- Extracted text
━━━━━━━━━━━━━━━━
You’ve Been Blogged!

Yesterday’s news that Nadine Dorries is going to take legal action against Derek Draper and Damian McBride came as no great surprise to anyone, seeing as it was all announced in April.

(The whole Smeargate scandal, as the affair has come to be called, is concisely summed up here for those who wish to refresh their addled memories.)

On the surface, it’s all a bit ‘ho-hum’ as far as I’m concerned.

All it seems to me to be is a couple of blokes with too much autonomy and a certain incompetent knack for rumour-mongering, who got caught out due to their own stupidity, although time will tell if anyone else higher up the food chain at Number 10 was involved – the organ grinders, as it were, rather than their dancing monkeys.

However, dig just a little deeper into the recent developments and it all becomes a little more interesting…

Yesterday, when the news first broke, you couldn’t read about it without hearing that two bloggers had served summonses on Draper and McBride.

Try and find exact quotes about events as reported yesterday and it’s not easy.

Mainly because yesterday’s reporting was so innaccurate and I’m guessing that the various editors pulled or fettled the original stories.

Even I, with my very limited legal knowledge, thought that it was strange that Guido and Tory Bear had suddenly branched out into some sort of quasi-legal sideline.

Times can’t be getting that hard, surely?

The truth of the matter, however, is that the two cheeky chappies had simply delivered letters before action or letters of claim – first steps before an actual summons.

In the case of Tory Bear, he could have delivered whatever the fuck he wanted – a Steinway Grand with the summons chiselled on the lid, or an elephant that shat out the summons in morse-coded dollops of crap – but it would have had no legal basis as it was Kate Garraway – Mrs Derek Draper – who accepted the letter and not Draper himself.

In the case of Tory Bear, you can see that this self-proclaimed ‘right wing blogger’ might indeed help Mrs Dorries who – in spite of everything that has been said about her, not to mention the expenses scandal – is still a Tory MP.

Fair enough, maybe help out a fellow Tory, but to film the letter being delivered and then to put that footage on his blog?

What a stunt…

In the case of Guido, it’s a little less clear.

Guido waits outside the school McBride is working at and then gives him his letter.

No video this time, but instead, on Guido’s blog, a rather strange picture of McBride in a rather bizarre outfit of white jacket and baseball cap (a bad sartorial combination, it has to be said).

Labels are pernicious, but they’re sometimes the only thing we’ve got, so when it’s widely understood that Guido is a right wing Libertarian then his actions yesterday are a little less comprehensible than Tory Bear’s.

OK, Guido was the blogger who broke the Smeargate story.

Well done.

He really stuck it to Draper and McBride.

I approve.

He showed us that life inside Number 10 was really rather squalid – nay, corrupt.

Great.

I’m not even going to try and take anything away from Guido – I admire the guy and wish him all the best in what has become big business and career success.
━━━━━━━━━━━━━━━━
- Data excerpt
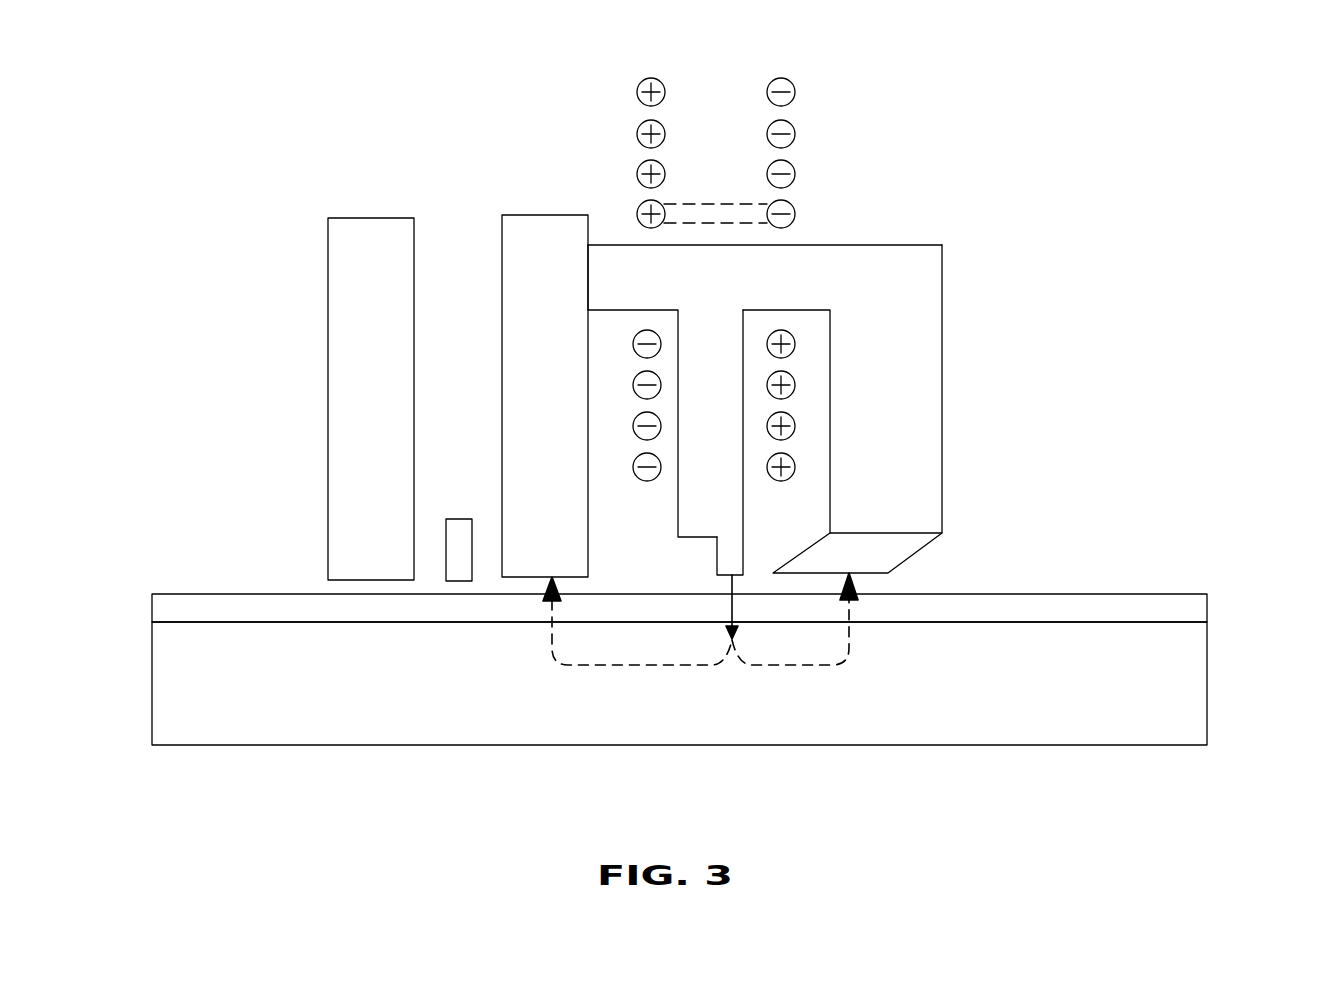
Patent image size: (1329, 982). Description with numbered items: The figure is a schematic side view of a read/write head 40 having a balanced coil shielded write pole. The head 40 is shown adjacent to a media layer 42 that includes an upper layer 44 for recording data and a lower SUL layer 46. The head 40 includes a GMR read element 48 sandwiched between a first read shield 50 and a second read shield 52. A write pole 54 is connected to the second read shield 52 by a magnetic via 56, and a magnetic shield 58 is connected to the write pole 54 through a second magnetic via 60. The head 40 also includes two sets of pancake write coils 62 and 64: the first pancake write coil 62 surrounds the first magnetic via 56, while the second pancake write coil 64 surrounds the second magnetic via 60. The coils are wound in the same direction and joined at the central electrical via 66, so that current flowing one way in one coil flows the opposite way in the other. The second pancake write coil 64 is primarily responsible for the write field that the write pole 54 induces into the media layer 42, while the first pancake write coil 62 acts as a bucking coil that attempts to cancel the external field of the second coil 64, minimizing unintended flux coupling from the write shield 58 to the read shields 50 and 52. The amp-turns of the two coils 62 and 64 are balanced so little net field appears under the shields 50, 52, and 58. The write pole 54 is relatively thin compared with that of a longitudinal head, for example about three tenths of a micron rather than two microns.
━━━━━━━━━━━━━━━━
- Stated problem A
Name every person mentioned in the Smeargate blog post, counting each person once even if they are referred to in more than one way.
- Stated problem B
Carry on writing the Smeargate blog post, picking up right after its last sentence and keeping its tone.

- Expected answer A
Nadine Dorries, Derek Draper, Damian McBride, Guido, Tory Bear, Kate Garraway

- Expected answer B
What I do object to is what he and Tory Bear may be doing to blogging through stunts such as yesterday’s.

Many people, myself included, think that the MSM is dead on its arse, biased, directly and knowingly instrumental in carrying out government policies, devious and corrupt.

Blogging seems to offer an alternative with its ability, in the hands of certain bloggers, to be used in a manner which is without the usual amount of self and vested interest found in the MSM.

Yes, of course many blogs are also full of opinion, but the better ones will also tolerate criticism and debate to temper and balance it.

No, blogging isn’t a direct replacement for a newspaper or a news bulletin but it certainly allows much freer discussion of what makes the headlines – and sometimes matters ‘they’ don’t even want to make the headlines.

Fair enough…

Knife someone in the back if they deserve it.

Give the blade a twist.

Tell people about it.

Boast about it.

Gloat over it.

I fucking would…

But tying a metaphorical blue ribbon to the metaphorical knife hilt and then attaching a little metaphorical calling card to it – after metaphorically absailing in from a metaphorical helicopter wearing a metaphorical black outfit like the fucking Milk Tray guy – is maybe going a little too far and pushes blogging into some of the areas we’ve come to despise in the MSM.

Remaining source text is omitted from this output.